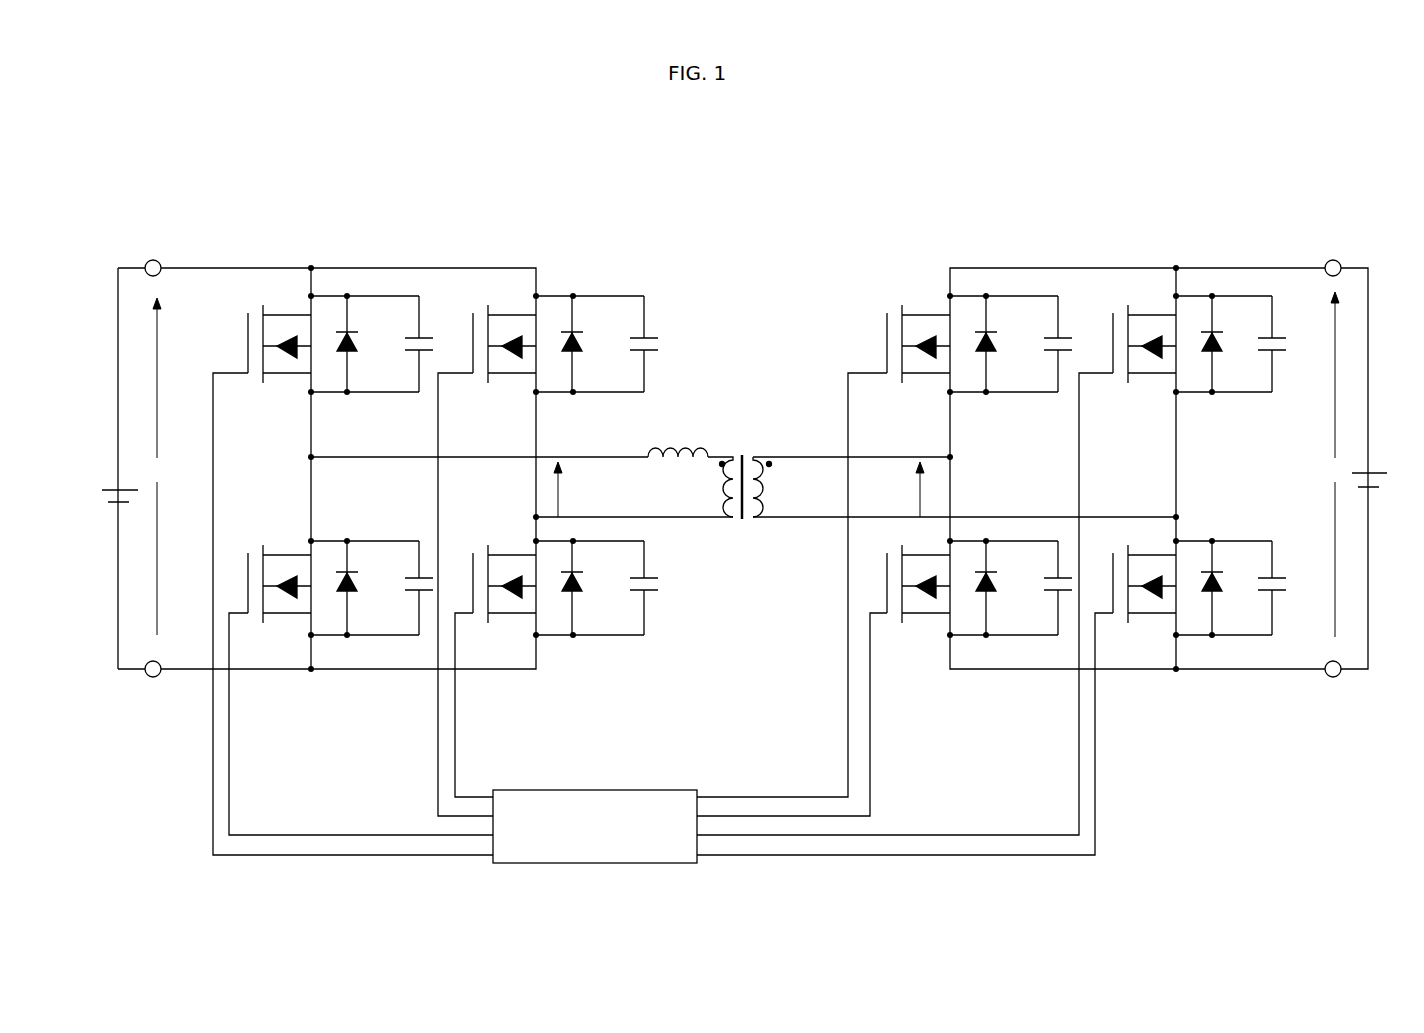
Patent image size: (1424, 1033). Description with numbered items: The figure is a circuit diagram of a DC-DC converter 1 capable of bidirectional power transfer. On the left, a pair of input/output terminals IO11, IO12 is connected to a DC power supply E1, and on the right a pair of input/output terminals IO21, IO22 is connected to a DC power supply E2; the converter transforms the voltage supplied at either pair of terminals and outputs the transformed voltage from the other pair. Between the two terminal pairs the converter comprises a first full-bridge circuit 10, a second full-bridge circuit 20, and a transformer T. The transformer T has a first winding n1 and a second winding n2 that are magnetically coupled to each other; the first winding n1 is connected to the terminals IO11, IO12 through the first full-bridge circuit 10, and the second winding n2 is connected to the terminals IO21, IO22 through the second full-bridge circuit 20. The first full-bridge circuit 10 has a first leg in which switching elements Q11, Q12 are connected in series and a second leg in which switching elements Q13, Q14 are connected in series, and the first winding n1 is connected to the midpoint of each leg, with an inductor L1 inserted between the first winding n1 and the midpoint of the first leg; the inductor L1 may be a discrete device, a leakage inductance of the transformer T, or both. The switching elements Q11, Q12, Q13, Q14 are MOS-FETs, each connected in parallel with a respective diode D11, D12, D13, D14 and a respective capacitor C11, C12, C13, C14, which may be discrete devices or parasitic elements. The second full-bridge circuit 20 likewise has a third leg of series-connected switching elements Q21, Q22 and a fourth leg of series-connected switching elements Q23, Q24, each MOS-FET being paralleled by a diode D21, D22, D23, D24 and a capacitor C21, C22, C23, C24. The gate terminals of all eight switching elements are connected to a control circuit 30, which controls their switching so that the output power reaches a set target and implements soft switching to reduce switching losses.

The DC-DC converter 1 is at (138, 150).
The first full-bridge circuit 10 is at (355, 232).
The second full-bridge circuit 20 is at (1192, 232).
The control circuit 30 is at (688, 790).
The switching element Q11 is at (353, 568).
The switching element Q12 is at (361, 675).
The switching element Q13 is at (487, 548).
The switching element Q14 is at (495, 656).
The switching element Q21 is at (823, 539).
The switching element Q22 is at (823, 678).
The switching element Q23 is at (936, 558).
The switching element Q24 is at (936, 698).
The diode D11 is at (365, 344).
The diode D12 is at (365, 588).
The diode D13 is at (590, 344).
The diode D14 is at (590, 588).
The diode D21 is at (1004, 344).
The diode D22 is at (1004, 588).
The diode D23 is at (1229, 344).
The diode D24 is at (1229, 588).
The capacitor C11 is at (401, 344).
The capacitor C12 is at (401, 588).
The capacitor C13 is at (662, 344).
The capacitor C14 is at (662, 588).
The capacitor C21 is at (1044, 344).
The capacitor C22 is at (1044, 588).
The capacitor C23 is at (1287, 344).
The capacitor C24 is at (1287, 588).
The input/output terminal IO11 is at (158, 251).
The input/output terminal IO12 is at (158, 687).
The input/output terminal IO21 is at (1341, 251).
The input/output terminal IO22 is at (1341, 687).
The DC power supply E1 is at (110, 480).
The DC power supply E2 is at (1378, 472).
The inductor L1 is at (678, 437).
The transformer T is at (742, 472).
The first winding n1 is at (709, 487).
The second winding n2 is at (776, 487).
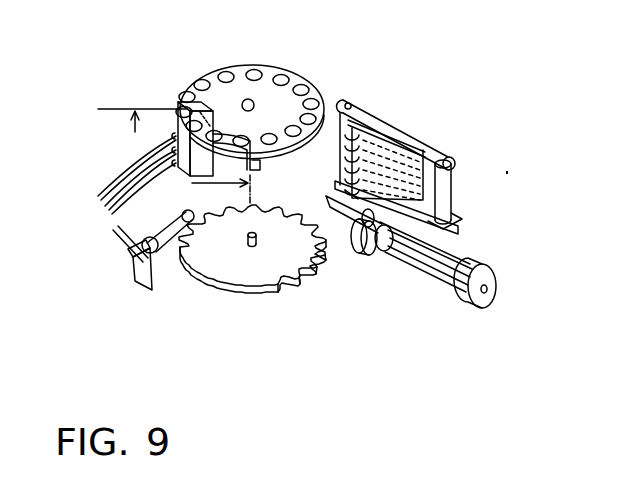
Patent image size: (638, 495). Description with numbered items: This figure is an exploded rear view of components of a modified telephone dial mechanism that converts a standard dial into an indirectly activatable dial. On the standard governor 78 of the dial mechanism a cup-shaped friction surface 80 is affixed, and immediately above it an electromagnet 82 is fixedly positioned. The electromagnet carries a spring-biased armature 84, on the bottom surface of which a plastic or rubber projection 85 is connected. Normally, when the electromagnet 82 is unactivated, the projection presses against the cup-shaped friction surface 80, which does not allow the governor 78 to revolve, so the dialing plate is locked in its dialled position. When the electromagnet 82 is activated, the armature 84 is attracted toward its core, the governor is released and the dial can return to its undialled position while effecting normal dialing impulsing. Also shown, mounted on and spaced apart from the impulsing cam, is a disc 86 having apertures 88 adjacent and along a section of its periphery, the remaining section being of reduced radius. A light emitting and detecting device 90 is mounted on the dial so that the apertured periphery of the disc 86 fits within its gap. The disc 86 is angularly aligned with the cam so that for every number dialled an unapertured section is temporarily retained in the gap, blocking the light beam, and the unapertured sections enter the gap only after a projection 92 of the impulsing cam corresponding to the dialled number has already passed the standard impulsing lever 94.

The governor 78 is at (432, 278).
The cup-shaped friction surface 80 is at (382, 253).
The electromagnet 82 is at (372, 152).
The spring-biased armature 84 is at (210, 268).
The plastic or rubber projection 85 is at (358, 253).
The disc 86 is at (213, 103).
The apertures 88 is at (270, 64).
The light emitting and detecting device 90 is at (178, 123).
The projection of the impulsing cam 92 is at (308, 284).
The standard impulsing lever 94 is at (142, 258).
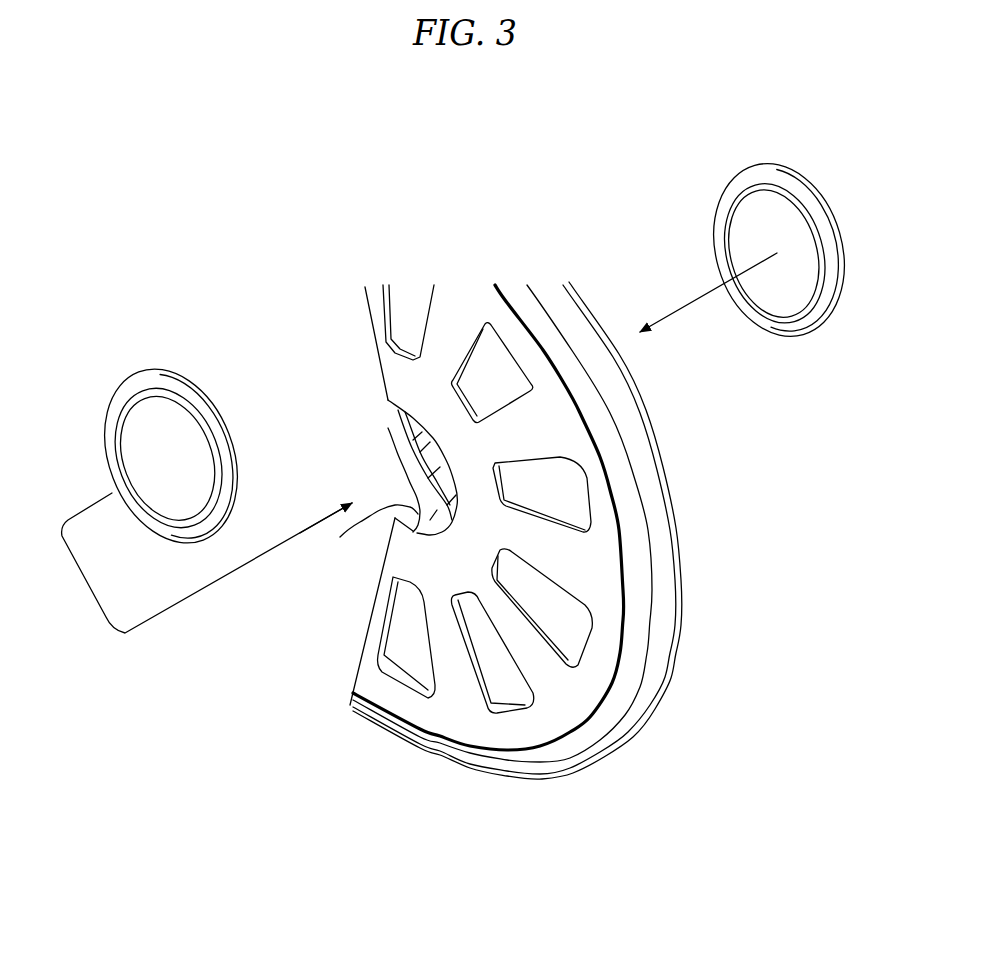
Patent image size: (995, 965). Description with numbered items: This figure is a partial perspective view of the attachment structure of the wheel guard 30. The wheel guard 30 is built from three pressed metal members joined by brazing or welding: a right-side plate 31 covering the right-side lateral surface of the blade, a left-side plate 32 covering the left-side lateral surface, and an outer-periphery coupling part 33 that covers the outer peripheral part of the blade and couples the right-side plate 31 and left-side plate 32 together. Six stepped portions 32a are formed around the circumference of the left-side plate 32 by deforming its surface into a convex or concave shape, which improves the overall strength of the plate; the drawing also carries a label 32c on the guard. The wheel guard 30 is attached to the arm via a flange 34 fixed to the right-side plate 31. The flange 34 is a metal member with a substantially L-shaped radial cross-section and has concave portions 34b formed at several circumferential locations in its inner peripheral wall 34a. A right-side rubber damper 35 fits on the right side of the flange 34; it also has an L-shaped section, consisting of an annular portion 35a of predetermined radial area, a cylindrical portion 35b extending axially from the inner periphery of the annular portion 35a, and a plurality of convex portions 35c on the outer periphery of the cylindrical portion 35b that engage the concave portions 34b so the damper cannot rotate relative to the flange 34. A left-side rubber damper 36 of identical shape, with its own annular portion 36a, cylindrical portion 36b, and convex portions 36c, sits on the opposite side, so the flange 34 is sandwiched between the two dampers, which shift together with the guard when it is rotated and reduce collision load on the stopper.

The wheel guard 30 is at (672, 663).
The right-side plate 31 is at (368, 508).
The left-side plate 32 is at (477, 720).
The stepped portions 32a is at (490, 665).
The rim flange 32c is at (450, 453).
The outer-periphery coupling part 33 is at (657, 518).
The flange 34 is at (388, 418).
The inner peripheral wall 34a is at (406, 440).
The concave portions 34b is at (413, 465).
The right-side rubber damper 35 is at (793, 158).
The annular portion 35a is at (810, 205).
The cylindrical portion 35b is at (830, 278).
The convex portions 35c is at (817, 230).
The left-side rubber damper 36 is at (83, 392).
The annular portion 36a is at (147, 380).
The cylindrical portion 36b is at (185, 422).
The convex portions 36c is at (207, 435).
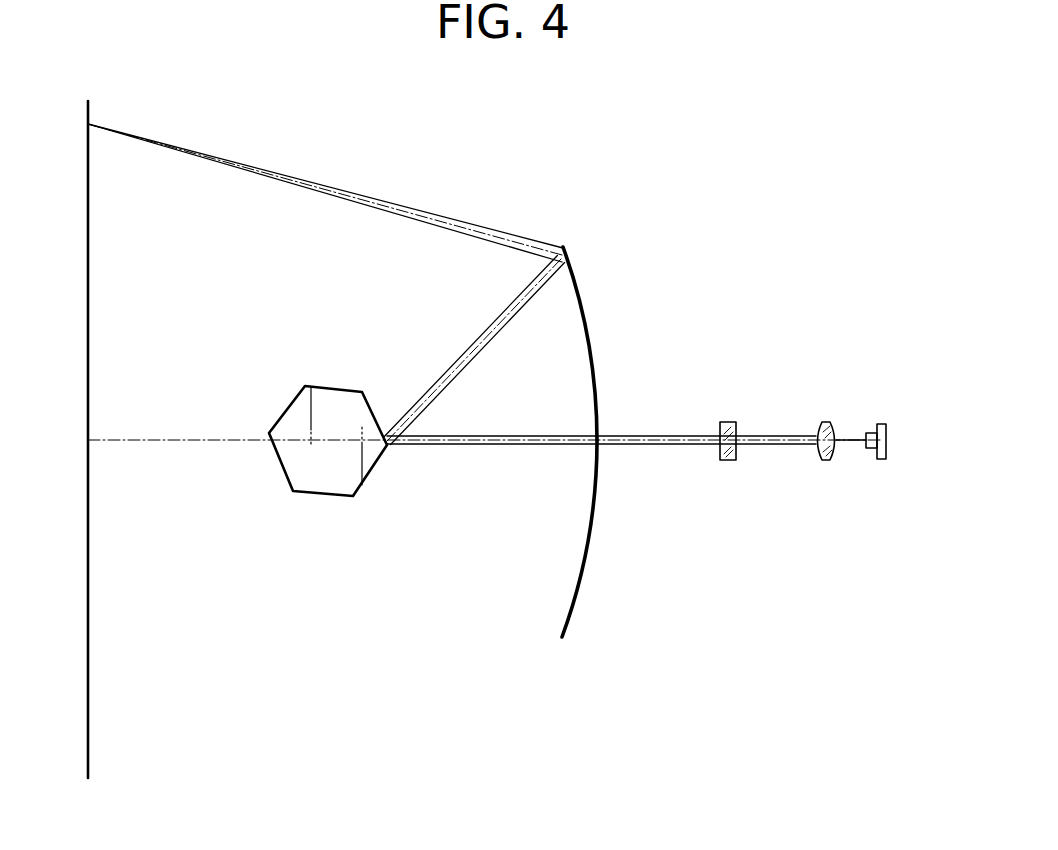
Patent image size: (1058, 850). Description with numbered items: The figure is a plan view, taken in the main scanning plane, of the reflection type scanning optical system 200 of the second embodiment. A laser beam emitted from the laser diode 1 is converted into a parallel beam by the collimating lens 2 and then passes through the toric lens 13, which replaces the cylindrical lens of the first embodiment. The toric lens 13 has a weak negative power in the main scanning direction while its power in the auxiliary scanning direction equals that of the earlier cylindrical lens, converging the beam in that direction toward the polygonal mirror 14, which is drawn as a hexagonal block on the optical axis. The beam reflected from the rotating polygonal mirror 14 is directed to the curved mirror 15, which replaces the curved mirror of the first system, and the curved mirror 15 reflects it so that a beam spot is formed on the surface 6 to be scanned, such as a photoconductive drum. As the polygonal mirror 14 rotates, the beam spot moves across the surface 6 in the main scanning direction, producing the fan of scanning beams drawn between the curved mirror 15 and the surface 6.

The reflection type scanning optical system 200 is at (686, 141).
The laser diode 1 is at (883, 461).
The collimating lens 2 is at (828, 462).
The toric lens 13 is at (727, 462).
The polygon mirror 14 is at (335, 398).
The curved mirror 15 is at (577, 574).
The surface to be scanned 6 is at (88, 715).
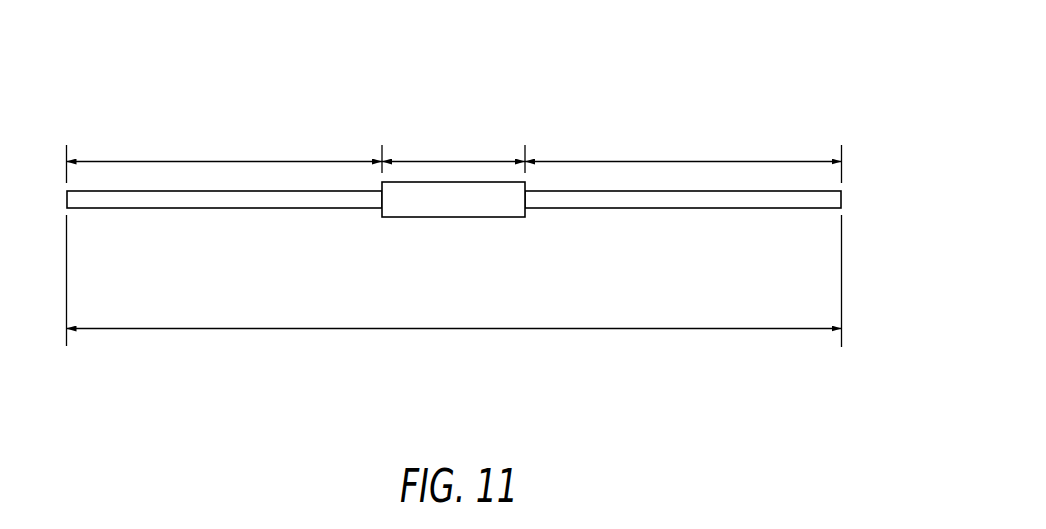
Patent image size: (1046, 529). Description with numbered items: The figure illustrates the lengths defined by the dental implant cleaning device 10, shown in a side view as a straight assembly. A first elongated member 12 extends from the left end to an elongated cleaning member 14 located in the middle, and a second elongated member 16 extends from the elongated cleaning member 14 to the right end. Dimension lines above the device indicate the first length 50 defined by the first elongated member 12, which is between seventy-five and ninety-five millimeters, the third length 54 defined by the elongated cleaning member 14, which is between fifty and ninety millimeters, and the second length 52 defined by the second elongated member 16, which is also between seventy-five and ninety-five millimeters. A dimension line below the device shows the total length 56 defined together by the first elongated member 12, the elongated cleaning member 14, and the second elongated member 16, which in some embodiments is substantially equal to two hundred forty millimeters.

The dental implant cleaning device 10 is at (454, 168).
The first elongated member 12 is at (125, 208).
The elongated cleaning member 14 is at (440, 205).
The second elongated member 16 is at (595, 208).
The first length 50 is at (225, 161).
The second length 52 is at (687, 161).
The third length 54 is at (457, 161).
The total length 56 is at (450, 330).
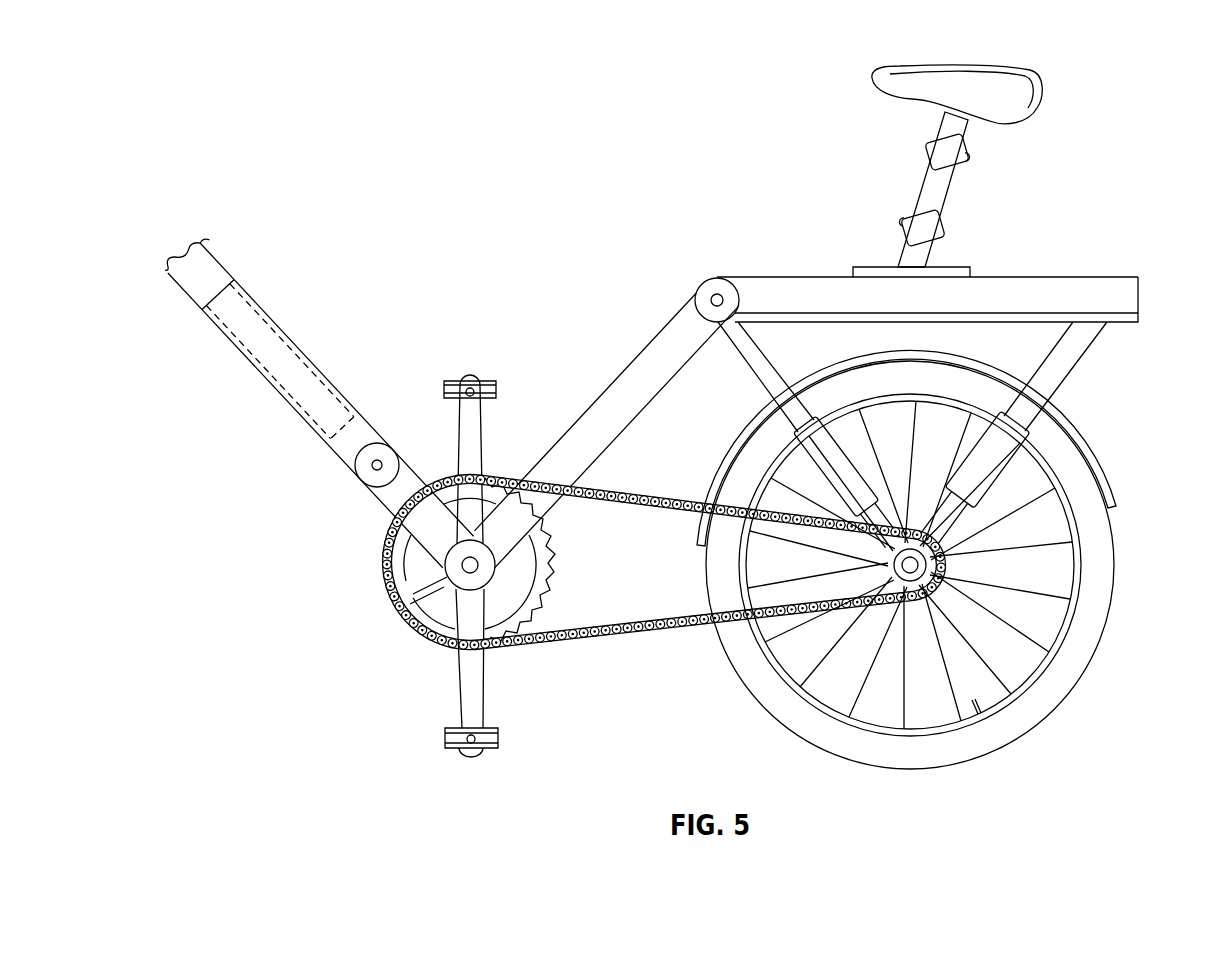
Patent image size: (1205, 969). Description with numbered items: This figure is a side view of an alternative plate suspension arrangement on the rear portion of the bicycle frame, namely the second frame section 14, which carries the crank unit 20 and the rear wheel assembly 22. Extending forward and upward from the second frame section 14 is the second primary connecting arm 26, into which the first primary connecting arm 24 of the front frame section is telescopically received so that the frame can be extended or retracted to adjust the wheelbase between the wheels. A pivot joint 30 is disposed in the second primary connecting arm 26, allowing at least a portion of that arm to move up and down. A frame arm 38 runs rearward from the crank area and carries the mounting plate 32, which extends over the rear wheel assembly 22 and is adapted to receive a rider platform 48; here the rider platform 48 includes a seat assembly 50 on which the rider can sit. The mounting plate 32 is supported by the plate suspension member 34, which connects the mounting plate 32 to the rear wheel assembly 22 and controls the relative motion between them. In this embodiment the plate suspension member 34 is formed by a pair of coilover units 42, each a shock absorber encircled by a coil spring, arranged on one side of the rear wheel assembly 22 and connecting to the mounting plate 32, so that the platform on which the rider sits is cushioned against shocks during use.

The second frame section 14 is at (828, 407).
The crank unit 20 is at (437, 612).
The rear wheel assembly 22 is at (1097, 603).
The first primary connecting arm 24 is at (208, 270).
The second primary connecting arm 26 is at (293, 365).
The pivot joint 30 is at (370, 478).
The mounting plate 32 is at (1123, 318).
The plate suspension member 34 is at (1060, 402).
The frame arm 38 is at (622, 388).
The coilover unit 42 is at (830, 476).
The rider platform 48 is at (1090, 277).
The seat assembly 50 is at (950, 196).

□ □ □ □ □ □ □

> **Problem details**
In the data above, transcribe word for word every line from the one containing "Patent image size: (1058, 850)." through the one containing "The curved mirror 15 is at (577, 574).", including both.

> **Solution to the problem**
Patent image size: (1058, 850). Description with numbered items: The figure is a plan view, taken in the main scanning plane, of the reflection type scanning optical system 200 of the second embodiment. A laser beam emitted from the laser diode 1 is converted into a parallel beam by the collimating lens 2 and then passes through the toric lens 13, which replaces the cylindrical lens of the first embodiment. The toric lens 13 has a weak negative power in the main scanning direction while its power in the auxiliary scanning direction equals that of the earlier cylindrical lens, converging the beam in that direction toward the polygonal mirror 14, which is drawn as a hexagonal block on the optical axis. The beam reflected from the rotating polygonal mirror 14 is directed to the curved mirror 15, which replaces the curved mirror of the first system, and the curved mirror 15 reflects it so that a beam spot is formed on the surface 6 to be scanned, such as a photoconductive drum. As the polygonal mirror 14 rotates, the beam spot moves across the surface 6 in the main scanning direction, producing the fan of scanning beams drawn between the curved mirror 15 and the surface 6.

The reflection type scanning optical system 200 is at (686, 141).
The laser diode 1 is at (883, 461).
The collimating lens 2 is at (828, 462).
The toric lens 13 is at (727, 462).
The polygon mirror 14 is at (335, 398).
The curved mirror 15 is at (577, 574).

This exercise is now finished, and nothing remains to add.